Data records
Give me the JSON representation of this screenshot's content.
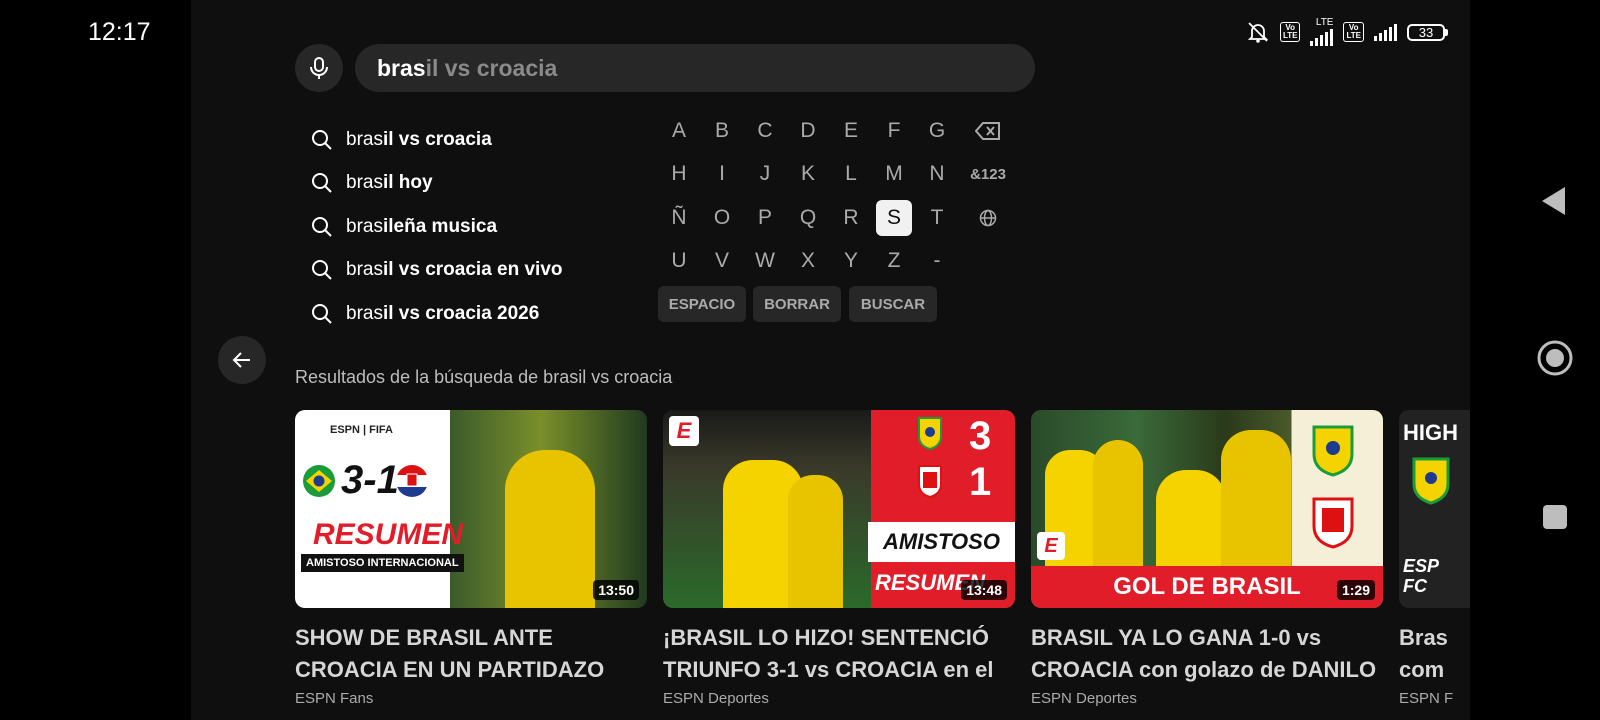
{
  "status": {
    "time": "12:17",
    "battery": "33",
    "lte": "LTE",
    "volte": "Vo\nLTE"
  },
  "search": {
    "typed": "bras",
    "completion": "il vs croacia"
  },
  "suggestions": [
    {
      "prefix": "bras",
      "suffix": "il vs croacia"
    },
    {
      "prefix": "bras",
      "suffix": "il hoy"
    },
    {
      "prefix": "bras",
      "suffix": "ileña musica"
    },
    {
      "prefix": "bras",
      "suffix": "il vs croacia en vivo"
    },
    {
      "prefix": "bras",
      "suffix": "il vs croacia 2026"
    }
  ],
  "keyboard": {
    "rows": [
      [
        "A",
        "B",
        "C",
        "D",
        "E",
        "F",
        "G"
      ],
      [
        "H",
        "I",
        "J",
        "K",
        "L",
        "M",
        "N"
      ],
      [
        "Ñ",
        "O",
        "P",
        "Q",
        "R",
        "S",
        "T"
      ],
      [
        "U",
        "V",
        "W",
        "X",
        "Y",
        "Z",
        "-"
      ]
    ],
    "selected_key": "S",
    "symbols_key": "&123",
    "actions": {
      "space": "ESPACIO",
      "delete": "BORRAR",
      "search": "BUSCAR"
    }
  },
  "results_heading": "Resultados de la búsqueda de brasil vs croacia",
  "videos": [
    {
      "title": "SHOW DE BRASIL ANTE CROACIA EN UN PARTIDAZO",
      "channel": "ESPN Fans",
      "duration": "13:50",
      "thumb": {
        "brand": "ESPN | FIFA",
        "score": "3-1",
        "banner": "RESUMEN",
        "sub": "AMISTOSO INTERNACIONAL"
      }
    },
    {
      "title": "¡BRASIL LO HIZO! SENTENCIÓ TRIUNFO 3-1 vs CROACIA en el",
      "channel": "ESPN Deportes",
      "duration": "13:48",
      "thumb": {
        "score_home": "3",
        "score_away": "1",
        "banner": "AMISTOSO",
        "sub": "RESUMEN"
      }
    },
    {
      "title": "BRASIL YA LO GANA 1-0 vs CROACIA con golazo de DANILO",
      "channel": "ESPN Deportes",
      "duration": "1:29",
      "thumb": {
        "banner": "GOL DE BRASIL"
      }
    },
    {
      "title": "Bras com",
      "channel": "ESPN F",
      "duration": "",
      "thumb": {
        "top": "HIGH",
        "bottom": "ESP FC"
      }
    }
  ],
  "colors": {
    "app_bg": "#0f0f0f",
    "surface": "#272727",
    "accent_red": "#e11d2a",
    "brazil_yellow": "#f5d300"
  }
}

...

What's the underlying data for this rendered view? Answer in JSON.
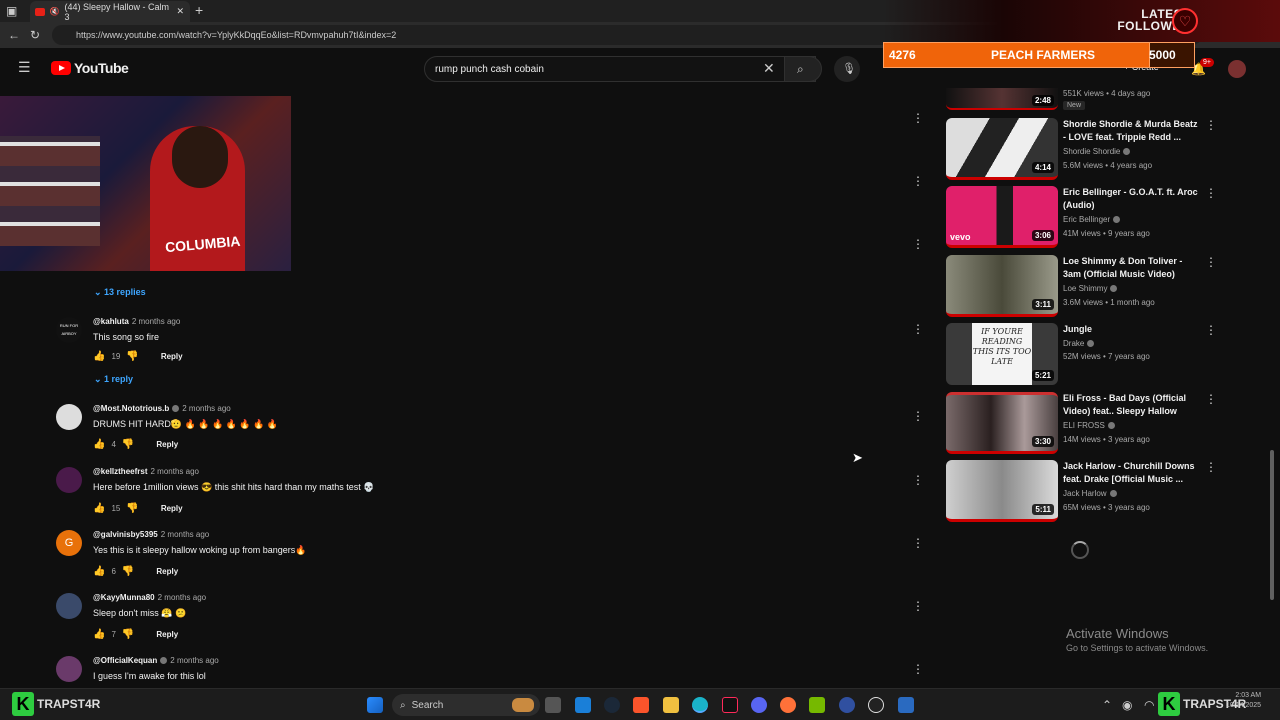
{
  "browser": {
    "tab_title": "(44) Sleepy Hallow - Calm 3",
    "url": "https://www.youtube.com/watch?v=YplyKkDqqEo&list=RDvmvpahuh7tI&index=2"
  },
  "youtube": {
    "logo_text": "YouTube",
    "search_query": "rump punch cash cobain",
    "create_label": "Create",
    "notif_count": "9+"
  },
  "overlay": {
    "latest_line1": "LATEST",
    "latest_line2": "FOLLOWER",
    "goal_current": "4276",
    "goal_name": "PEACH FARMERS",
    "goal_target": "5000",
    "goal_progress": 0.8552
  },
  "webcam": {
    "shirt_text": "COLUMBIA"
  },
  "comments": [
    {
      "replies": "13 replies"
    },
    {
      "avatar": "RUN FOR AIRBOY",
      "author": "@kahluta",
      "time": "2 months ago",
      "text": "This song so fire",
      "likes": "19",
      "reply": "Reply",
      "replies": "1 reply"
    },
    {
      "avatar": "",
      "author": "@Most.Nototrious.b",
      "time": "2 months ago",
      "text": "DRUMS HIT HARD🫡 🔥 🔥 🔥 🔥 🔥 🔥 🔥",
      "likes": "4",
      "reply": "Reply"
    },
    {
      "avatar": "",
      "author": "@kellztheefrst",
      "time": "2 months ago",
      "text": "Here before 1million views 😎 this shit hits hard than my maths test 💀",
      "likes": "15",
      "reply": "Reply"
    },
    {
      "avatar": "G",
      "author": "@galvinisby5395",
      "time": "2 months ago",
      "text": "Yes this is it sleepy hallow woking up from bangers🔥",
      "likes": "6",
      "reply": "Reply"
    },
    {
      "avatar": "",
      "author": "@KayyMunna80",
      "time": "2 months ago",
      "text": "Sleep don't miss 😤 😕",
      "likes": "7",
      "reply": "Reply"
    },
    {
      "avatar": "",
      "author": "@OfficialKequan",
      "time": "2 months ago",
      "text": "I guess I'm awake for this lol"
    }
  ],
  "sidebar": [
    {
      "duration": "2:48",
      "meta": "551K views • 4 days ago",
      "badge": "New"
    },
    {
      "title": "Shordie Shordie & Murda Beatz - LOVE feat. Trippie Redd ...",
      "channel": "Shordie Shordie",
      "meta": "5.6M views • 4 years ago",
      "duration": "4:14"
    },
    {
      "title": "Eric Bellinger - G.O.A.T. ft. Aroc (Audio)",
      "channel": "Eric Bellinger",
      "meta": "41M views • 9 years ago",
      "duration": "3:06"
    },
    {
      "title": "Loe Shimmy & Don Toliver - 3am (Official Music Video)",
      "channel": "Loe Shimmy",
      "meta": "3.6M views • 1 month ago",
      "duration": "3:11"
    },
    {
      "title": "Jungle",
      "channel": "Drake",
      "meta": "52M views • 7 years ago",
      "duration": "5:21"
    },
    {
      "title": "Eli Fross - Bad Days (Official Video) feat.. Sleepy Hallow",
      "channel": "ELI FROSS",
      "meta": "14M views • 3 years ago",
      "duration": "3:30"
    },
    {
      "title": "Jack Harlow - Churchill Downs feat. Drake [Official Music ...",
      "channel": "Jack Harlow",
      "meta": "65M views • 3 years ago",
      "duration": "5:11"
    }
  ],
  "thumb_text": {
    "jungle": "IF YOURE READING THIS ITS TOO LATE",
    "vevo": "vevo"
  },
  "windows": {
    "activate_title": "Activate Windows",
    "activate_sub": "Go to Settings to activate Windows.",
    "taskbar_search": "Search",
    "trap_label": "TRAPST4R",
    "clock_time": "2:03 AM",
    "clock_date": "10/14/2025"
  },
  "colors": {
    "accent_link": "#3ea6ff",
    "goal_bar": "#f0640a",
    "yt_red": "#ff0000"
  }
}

• **Given problem**: What is the number of lines that hold the string "views"? Reply with that number alone.

• **Reply to the exercise**: 8